— begin —
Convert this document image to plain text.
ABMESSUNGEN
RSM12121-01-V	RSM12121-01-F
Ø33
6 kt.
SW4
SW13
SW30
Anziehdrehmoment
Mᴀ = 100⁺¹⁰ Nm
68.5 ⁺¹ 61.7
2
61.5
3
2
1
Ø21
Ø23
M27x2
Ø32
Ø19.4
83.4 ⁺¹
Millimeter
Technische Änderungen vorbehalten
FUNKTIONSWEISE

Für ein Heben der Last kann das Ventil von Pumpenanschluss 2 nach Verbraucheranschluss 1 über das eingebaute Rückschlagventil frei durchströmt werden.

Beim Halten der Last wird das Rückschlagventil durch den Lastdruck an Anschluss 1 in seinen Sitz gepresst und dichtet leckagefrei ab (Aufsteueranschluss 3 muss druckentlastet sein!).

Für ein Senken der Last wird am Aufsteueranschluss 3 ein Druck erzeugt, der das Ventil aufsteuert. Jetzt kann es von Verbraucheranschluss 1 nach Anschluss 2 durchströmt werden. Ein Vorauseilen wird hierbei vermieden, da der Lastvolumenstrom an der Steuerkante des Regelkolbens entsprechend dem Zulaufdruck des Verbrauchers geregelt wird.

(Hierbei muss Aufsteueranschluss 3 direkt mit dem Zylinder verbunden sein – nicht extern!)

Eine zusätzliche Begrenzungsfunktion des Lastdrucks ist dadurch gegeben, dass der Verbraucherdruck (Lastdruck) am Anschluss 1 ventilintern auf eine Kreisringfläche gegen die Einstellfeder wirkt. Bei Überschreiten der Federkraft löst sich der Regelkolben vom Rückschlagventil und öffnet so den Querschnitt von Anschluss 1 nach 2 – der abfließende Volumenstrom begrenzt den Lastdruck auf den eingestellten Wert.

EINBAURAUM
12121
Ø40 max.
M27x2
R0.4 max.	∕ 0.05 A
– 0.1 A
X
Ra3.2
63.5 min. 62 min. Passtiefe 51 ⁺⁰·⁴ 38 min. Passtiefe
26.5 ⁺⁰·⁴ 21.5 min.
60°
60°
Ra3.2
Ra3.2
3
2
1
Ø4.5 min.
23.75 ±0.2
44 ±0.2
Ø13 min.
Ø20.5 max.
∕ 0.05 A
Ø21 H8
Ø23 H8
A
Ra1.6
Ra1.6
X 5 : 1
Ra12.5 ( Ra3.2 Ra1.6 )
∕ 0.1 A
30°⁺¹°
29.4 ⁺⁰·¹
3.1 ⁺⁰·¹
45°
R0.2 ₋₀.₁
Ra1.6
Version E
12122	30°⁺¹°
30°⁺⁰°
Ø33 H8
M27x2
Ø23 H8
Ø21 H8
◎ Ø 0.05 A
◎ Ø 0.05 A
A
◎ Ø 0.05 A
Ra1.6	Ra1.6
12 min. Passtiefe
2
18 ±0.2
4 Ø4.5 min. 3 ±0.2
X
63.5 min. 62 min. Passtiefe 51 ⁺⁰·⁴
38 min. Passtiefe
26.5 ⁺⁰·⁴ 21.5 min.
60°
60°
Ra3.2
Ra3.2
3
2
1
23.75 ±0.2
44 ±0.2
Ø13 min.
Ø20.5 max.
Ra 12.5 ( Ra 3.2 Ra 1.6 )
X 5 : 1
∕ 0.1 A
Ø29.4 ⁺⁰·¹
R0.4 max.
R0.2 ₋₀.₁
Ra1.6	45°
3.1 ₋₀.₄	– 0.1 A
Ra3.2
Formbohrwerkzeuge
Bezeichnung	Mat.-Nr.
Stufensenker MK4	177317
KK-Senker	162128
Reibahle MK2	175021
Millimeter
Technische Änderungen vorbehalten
— end —
Exercise details |
Reproduce each record shown above without altering a single word.

The reply |
Convert this document image to plain text.
ABMESSUNGEN
RSM12121-01-V	RSM12121-01-F
Ø33
6 kt.
SW4
SW13
SW30
Anziehdrehmoment
Mᴀ = 100⁺¹⁰ Nm
68.5 ⁺¹ 61.7
2
61.5
3
2
1
Ø21
Ø23
M27x2
Ø32
Ø19.4
83.4 ⁺¹
Millimeter
Technische Änderungen vorbehalten
FUNKTIONSWEISE

Für ein Heben der Last kann das Ventil von Pumpenanschluss 2 nach Verbraucheranschluss 1 über das eingebaute Rückschlagventil frei durchströmt werden.

Beim Halten der Last wird das Rückschlagventil durch den Lastdruck an Anschluss 1 in seinen Sitz gepresst und dichtet leckagefrei ab (Aufsteueranschluss 3 muss druckentlastet sein!).

Für ein Senken der Last wird am Aufsteueranschluss 3 ein Druck erzeugt, der das Ventil aufsteuert. Jetzt kann es von Verbraucheranschluss 1 nach Anschluss 2 durchströmt werden. Ein Vorauseilen wird hierbei vermieden, da der Lastvolumenstrom an der Steuerkante des Regelkolbens entsprechend dem Zulaufdruck des Verbrauchers geregelt wird.

(Hierbei muss Aufsteueranschluss 3 direkt mit dem Zylinder verbunden sein – nicht extern!)

Eine zusätzliche Begrenzungsfunktion des Lastdrucks ist dadurch gegeben, dass der Verbraucherdruck (Lastdruck) am Anschluss 1 ventilintern auf eine Kreisringfläche gegen die Einstellfeder wirkt. Bei Überschreiten der Federkraft löst sich der Regelkolben vom Rückschlagventil und öffnet so den Querschnitt von Anschluss 1 nach 2 – der abfließende Volumenstrom begrenzt den Lastdruck auf den eingestellten Wert.

EINBAURAUM
12121
Ø40 max.
M27x2
R0.4 max.	∕ 0.05 A
– 0.1 A
X
Ra3.2
63.5 min. 62 min. Passtiefe 51 ⁺⁰·⁴ 38 min. Passtiefe
26.5 ⁺⁰·⁴ 21.5 min.
60°
60°
Ra3.2
Ra3.2
3
2
1
Ø4.5 min.
23.75 ±0.2
44 ±0.2
Ø13 min.
Ø20.5 max.
∕ 0.05 A
Ø21 H8
Ø23 H8
A
Ra1.6
Ra1.6
X 5 : 1
Ra12.5 ( Ra3.2 Ra1.6 )
∕ 0.1 A
30°⁺¹°
29.4 ⁺⁰·¹
3.1 ⁺⁰·¹
45°
R0.2 ₋₀.₁
Ra1.6
Version E
12122	30°⁺¹°
30°⁺⁰°
Ø33 H8
M27x2
Ø23 H8
Ø21 H8
◎ Ø 0.05 A
◎ Ø 0.05 A
A
◎ Ø 0.05 A
Ra1.6	Ra1.6
12 min. Passtiefe
2
18 ±0.2
4 Ø4.5 min. 3 ±0.2
X
63.5 min. 62 min. Passtiefe 51 ⁺⁰·⁴
38 min. Passtiefe
26.5 ⁺⁰·⁴ 21.5 min.
60°
60°
Ra3.2
Ra3.2
3
2
1
23.75 ±0.2
44 ±0.2
Ø13 min.
Ø20.5 max.
Ra 12.5 ( Ra 3.2 Ra 1.6 )
X 5 : 1
∕ 0.1 A
Ø29.4 ⁺⁰·¹
R0.4 max.
R0.2 ₋₀.₁
Ra1.6	45°
3.1 ₋₀.₄	– 0.1 A
Ra3.2
Formbohrwerkzeuge
Bezeichnung	Mat.-Nr.
Stufensenker MK4	177317
KK-Senker	162128
Reibahle MK2	175021
Millimeter
Technische Änderungen vorbehalten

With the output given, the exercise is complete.